WORK TO COMPLETE: Retype each line of the material exactly, please, skipping any picture in it.

--- BEGIN DATA SUPPLIED ---

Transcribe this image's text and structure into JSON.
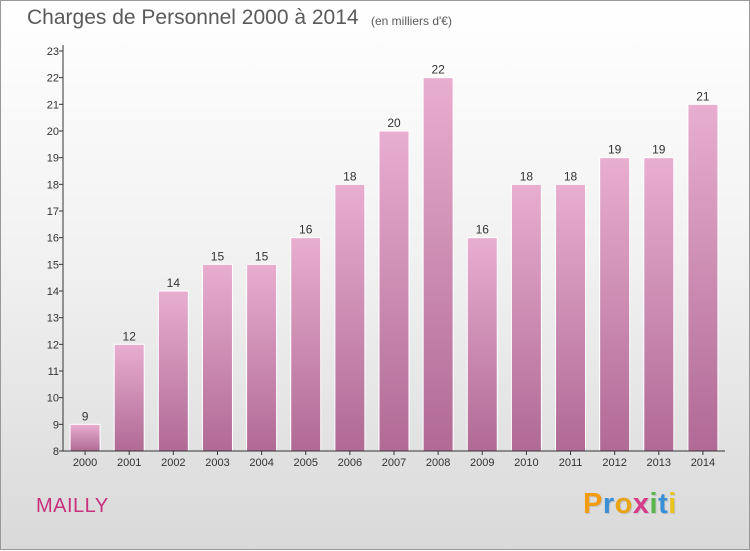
{
  "title": "Charges de Personnel 2000 à 2014",
  "unit_label": "(en milliers d'€)",
  "commune": "MAILLY",
  "logo": {
    "letters": [
      "P",
      "r",
      "o",
      "x",
      "i",
      "t",
      "i"
    ],
    "colors": [
      "#f39c12",
      "#3a8fd6",
      "#e8a317",
      "#d63b8a",
      "#5ab54a",
      "#3a8fd6",
      "#e8c31a"
    ]
  },
  "colors": {
    "bar_top": "#e8aed0",
    "bar_bottom": "#b06a95",
    "bar_stroke": "#ffffff",
    "commune": "#c8307e",
    "text": "#5a5a5a"
  },
  "chart_data": {
    "type": "bar",
    "categories": [
      "2000",
      "2001",
      "2002",
      "2003",
      "2004",
      "2005",
      "2006",
      "2007",
      "2008",
      "2009",
      "2010",
      "2011",
      "2012",
      "2013",
      "2014"
    ],
    "values": [
      9,
      12,
      14,
      15,
      15,
      16,
      18,
      20,
      22,
      16,
      18,
      18,
      19,
      19,
      21
    ],
    "data_labels": [
      "9",
      "12",
      "14",
      "15",
      "15",
      "16",
      "18",
      "20",
      "22",
      "16",
      "18",
      "18",
      "19",
      "19",
      "21"
    ],
    "title": "Charges de Personnel 2000 à 2014",
    "xlabel": "",
    "ylabel": "",
    "ylim": [
      8,
      23
    ],
    "y_ticks": [
      8,
      9,
      10,
      11,
      12,
      13,
      14,
      15,
      16,
      17,
      18,
      19,
      20,
      21,
      22,
      23
    ],
    "grid": false,
    "legend": "none"
  }
}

--- END DATA SUPPLIED ---

SOLUTION:
Transcribe this image's text and structure into JSON.
{
  "title": "Charges de Personnel 2000 à 2014",
  "unit_label": "(en milliers d'€)",
  "commune": "MAILLY",
  "logo": {
    "letters": [
      "P",
      "r",
      "o",
      "x",
      "i",
      "t",
      "i"
    ],
    "colors": [
      "#f39c12",
      "#3a8fd6",
      "#e8a317",
      "#d63b8a",
      "#5ab54a",
      "#3a8fd6",
      "#e8c31a"
    ]
  },
  "colors": {
    "bar_top": "#e8aed0",
    "bar_bottom": "#b06a95",
    "bar_stroke": "#ffffff",
    "commune": "#c8307e",
    "text": "#5a5a5a"
  },
  "chart_data": {
    "type": "bar",
    "categories": [
      "2000",
      "2001",
      "2002",
      "2003",
      "2004",
      "2005",
      "2006",
      "2007",
      "2008",
      "2009",
      "2010",
      "2011",
      "2012",
      "2013",
      "2014"
    ],
    "values": [
      9,
      12,
      14,
      15,
      15,
      16,
      18,
      20,
      22,
      16,
      18,
      18,
      19,
      19,
      21
    ],
    "data_labels": [
      "9",
      "12",
      "14",
      "15",
      "15",
      "16",
      "18",
      "20",
      "22",
      "16",
      "18",
      "18",
      "19",
      "19",
      "21"
    ],
    "title": "Charges de Personnel 2000 à 2014",
    "xlabel": "",
    "ylabel": "",
    "ylim": [
      8,
      23
    ],
    "y_ticks": [
      8,
      9,
      10,
      11,
      12,
      13,
      14,
      15,
      16,
      17,
      18,
      19,
      20,
      21,
      22,
      23
    ],
    "grid": false,
    "legend": "none"
  }
}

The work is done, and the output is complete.